• [STATED TASK]:
Can you write out all of the material below, word for word?

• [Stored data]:
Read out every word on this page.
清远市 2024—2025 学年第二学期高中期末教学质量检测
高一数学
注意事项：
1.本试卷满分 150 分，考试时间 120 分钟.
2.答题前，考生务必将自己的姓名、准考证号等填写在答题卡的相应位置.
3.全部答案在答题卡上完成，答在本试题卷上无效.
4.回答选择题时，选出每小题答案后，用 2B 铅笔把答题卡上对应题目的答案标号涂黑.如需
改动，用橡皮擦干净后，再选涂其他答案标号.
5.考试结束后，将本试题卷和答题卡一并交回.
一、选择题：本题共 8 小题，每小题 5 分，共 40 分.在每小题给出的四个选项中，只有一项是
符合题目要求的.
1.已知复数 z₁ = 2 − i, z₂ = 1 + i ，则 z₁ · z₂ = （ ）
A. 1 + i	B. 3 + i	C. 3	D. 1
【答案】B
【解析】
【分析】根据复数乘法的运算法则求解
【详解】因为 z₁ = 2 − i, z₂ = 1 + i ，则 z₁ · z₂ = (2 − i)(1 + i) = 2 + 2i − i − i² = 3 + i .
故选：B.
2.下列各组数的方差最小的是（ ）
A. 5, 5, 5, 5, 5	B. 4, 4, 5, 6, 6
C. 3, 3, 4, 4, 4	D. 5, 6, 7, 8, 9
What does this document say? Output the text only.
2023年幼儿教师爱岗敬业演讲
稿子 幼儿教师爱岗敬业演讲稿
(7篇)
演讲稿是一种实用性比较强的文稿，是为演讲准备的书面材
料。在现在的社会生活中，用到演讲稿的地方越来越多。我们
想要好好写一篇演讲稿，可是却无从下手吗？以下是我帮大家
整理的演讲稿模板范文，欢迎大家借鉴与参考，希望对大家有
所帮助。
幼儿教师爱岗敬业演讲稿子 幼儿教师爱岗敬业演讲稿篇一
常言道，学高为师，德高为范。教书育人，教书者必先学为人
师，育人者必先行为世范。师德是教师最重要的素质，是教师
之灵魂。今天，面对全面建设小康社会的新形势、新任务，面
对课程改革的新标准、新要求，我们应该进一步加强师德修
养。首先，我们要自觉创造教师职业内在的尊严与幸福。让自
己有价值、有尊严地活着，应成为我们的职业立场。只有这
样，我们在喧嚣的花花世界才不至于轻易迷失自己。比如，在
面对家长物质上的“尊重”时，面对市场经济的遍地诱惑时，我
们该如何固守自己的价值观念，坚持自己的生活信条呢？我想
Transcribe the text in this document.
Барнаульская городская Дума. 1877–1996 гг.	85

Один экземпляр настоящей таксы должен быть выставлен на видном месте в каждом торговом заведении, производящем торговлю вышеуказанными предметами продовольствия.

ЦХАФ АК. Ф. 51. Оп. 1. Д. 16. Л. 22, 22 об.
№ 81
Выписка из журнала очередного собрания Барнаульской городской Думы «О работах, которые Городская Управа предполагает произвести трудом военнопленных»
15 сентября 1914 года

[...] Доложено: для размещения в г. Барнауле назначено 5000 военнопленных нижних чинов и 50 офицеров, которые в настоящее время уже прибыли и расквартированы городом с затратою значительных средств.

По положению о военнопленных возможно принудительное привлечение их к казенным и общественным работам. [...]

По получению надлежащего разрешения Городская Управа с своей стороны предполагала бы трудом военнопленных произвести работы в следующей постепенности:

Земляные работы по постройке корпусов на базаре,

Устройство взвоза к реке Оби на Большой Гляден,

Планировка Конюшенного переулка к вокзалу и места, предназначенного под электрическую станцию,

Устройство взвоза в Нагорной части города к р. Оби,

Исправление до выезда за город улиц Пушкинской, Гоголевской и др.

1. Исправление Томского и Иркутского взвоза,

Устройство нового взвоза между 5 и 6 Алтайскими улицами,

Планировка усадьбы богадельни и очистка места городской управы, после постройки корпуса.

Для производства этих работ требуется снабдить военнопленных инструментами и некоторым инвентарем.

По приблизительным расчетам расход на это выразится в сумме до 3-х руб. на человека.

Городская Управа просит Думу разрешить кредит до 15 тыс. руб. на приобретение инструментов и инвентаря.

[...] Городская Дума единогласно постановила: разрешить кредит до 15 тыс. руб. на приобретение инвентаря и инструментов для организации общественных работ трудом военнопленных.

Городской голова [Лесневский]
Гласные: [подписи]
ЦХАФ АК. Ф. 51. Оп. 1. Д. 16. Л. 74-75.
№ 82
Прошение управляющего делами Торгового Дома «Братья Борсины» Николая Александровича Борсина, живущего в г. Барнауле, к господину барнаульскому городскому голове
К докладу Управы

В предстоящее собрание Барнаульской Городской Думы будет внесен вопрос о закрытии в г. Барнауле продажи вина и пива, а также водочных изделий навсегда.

• [EXERCISE RESULT]:
Read out every word on this page.
清远市 2024—2025 学年第二学期高中期末教学质量检测
高一数学
注意事项：
1.本试卷满分 150 分，考试时间 120 分钟.
2.答题前，考生务必将自己的姓名、准考证号等填写在答题卡的相应位置.
3.全部答案在答题卡上完成，答在本试题卷上无效.
4.回答选择题时，选出每小题答案后，用 2B 铅笔把答题卡上对应题目的答案标号涂黑.如需
改动，用橡皮擦干净后，再选涂其他答案标号.
5.考试结束后，将本试题卷和答题卡一并交回.
一、选择题：本题共 8 小题，每小题 5 分，共 40 分.在每小题给出的四个选项中，只有一项是
符合题目要求的.
1.已知复数 z₁ = 2 − i, z₂ = 1 + i ，则 z₁ · z₂ = （ ）
A. 1 + i	B. 3 + i	C. 3	D. 1
【答案】B
【解析】
【分析】根据复数乘法的运算法则求解
【详解】因为 z₁ = 2 − i, z₂ = 1 + i ，则 z₁ · z₂ = (2 − i)(1 + i) = 2 + 2i − i − i² = 3 + i .
故选：B.
2.下列各组数的方差最小的是（ ）
A. 5, 5, 5, 5, 5	B. 4, 4, 5, 6, 6
C. 3, 3, 4, 4, 4	D. 5, 6, 7, 8, 9
What does this document say? Output the text only.
2023年幼儿教师爱岗敬业演讲
稿子 幼儿教师爱岗敬业演讲稿
(7篇)
演讲稿是一种实用性比较强的文稿，是为演讲准备的书面材
料。在现在的社会生活中，用到演讲稿的地方越来越多。我们
想要好好写一篇演讲稿，可是却无从下手吗？以下是我帮大家
整理的演讲稿模板范文，欢迎大家借鉴与参考，希望对大家有
所帮助。
幼儿教师爱岗敬业演讲稿子 幼儿教师爱岗敬业演讲稿篇一
常言道，学高为师，德高为范。教书育人，教书者必先学为人
师，育人者必先行为世范。师德是教师最重要的素质，是教师
之灵魂。今天，面对全面建设小康社会的新形势、新任务，面
对课程改革的新标准、新要求，我们应该进一步加强师德修
养。首先，我们要自觉创造教师职业内在的尊严与幸福。让自
己有价值、有尊严地活着，应成为我们的职业立场。只有这
样，我们在喧嚣的花花世界才不至于轻易迷失自己。比如，在
面对家长物质上的“尊重”时，面对市场经济的遍地诱惑时，我
们该如何固守自己的价值观念，坚持自己的生活信条呢？我想
Transcribe the text in this document.
Барнаульская городская Дума. 1877–1996 гг.	85

Один экземпляр настоящей таксы должен быть выставлен на видном месте в каждом торговом заведении, производящем торговлю вышеуказанными предметами продовольствия.

ЦХАФ АК. Ф. 51. Оп. 1. Д. 16. Л. 22, 22 об.
№ 81
Выписка из журнала очередного собрания Барнаульской городской Думы «О работах, которые Городская Управа предполагает произвести трудом военнопленных»
15 сентября 1914 года

[...] Доложено: для размещения в г. Барнауле назначено 5000 военнопленных нижних чинов и 50 офицеров, которые в настоящее время уже прибыли и расквартированы городом с затратою значительных средств.

По положению о военнопленных возможно принудительное привлечение их к казенным и общественным работам. [...]

По получению надлежащего разрешения Городская Управа с своей стороны предполагала бы трудом военнопленных произвести работы в следующей постепенности:

Земляные работы по постройке корпусов на базаре,

Устройство взвоза к реке Оби на Большой Гляден,

Планировка Конюшенного переулка к вокзалу и места, предназначенного под электрическую станцию,

Устройство взвоза в Нагорной части города к р. Оби,

Исправление до выезда за город улиц Пушкинской, Гоголевской и др.

1. Исправление Томского и Иркутского взвоза,

Устройство нового взвоза между 5 и 6 Алтайскими улицами,

Планировка усадьбы богадельни и очистка места городской управы, после постройки корпуса.

Для производства этих работ требуется снабдить военнопленных инструментами и некоторым инвентарем.

По приблизительным расчетам расход на это выразится в сумме до 3-х руб. на человека.

Городская Управа просит Думу разрешить кредит до 15 тыс. руб. на приобретение инструментов и инвентаря.

[...] Городская Дума единогласно постановила: разрешить кредит до 15 тыс. руб. на приобретение инвентаря и инструментов для организации общественных работ трудом военнопленных.

Городской голова [Лесневский]
Гласные: [подписи]
ЦХАФ АК. Ф. 51. Оп. 1. Д. 16. Л. 74-75.
№ 82
Прошение управляющего делами Торгового Дома «Братья Борсины» Николая Александровича Борсина, живущего в г. Барнауле, к господину барнаульскому городскому голове
К докладу Управы

В предстоящее собрание Барнаульской Городской Думы будет внесен вопрос о закрытии в г. Барнауле продажи вина и пива, а также водочных изделий навсегда.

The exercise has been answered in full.